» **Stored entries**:
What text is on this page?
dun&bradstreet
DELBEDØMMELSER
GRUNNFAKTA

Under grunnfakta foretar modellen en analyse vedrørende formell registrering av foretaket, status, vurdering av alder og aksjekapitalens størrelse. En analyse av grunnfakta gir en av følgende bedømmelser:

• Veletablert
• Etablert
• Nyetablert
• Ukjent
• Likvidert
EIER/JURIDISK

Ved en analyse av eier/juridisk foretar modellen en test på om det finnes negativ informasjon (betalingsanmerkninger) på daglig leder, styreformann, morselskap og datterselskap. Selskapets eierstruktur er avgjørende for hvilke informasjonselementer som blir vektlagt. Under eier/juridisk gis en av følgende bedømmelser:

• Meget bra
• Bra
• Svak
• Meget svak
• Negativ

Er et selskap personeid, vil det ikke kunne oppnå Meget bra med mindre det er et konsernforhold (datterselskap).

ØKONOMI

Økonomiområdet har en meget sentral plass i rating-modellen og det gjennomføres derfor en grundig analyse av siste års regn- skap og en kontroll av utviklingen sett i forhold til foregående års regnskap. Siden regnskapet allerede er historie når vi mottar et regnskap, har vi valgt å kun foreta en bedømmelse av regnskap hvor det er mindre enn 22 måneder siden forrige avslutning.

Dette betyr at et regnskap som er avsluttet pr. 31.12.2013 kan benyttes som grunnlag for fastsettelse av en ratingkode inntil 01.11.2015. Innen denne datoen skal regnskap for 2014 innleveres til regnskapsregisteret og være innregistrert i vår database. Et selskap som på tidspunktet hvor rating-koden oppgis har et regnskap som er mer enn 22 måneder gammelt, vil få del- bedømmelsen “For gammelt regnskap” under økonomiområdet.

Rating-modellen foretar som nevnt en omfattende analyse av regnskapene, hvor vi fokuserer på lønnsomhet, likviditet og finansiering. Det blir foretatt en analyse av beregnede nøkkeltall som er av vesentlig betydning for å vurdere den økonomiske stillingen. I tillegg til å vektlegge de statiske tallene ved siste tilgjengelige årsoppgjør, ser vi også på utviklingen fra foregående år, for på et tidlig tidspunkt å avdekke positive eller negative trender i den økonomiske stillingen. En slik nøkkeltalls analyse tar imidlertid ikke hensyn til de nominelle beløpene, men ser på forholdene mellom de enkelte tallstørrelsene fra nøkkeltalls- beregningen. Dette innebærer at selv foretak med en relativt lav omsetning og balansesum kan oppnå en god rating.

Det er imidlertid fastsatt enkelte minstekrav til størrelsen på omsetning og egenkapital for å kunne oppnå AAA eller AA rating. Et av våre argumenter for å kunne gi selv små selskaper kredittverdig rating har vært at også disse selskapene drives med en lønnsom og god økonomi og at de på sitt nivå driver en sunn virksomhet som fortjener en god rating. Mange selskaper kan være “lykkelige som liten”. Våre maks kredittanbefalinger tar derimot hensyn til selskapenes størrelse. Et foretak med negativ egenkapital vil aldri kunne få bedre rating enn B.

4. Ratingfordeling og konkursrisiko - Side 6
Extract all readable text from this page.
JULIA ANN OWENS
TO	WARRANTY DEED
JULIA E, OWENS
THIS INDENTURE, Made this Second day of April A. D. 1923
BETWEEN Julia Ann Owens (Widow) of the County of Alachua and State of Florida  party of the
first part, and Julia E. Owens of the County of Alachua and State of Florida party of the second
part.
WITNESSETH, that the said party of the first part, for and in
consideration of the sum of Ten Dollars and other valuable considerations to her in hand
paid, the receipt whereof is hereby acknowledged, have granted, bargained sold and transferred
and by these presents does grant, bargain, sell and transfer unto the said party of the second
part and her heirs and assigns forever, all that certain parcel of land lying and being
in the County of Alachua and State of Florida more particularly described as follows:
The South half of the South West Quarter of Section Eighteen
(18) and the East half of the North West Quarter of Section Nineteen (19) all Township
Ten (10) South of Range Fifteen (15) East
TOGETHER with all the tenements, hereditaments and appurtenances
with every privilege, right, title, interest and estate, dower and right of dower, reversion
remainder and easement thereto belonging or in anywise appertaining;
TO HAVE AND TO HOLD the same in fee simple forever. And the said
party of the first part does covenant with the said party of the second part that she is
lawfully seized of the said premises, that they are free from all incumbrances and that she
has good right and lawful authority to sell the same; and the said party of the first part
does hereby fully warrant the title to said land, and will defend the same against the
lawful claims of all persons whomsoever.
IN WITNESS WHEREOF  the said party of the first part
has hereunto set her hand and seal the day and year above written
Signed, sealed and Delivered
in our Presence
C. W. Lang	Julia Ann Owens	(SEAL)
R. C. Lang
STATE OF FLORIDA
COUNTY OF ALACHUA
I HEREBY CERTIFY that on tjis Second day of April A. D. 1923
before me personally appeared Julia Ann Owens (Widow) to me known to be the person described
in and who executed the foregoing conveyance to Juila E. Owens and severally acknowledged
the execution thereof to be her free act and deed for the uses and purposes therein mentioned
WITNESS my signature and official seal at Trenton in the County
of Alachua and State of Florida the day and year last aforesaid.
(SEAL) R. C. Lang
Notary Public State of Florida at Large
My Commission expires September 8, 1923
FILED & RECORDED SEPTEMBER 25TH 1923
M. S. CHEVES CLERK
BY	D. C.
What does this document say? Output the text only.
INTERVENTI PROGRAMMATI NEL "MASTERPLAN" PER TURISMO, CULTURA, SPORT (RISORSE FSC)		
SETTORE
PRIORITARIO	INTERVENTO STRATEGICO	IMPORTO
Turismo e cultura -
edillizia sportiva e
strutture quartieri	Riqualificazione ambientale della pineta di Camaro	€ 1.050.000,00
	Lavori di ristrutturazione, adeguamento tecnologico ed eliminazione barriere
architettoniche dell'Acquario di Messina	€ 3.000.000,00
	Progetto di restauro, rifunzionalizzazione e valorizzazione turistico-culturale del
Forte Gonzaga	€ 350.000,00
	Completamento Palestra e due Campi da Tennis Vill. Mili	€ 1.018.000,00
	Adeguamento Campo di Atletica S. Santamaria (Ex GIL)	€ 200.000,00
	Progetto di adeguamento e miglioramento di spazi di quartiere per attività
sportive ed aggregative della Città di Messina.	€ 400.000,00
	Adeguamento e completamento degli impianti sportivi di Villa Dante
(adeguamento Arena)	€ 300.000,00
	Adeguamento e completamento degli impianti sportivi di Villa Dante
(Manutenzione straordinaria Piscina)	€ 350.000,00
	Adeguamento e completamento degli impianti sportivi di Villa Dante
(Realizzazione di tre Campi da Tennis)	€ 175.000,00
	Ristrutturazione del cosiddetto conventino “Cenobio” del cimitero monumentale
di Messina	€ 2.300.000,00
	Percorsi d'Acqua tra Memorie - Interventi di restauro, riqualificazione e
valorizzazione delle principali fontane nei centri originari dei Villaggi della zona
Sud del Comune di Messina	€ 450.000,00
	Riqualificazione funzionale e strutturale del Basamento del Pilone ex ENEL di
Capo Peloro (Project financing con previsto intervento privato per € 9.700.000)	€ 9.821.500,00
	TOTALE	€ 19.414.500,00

» **AIM**: Above are the records. Identify each line that contains the word "South".

» **ANSWER FOR THIS EXERCISE**:
The South half of the South West Quarter of Section Eighteen
Ten (10) South of Range Fifteen (15) East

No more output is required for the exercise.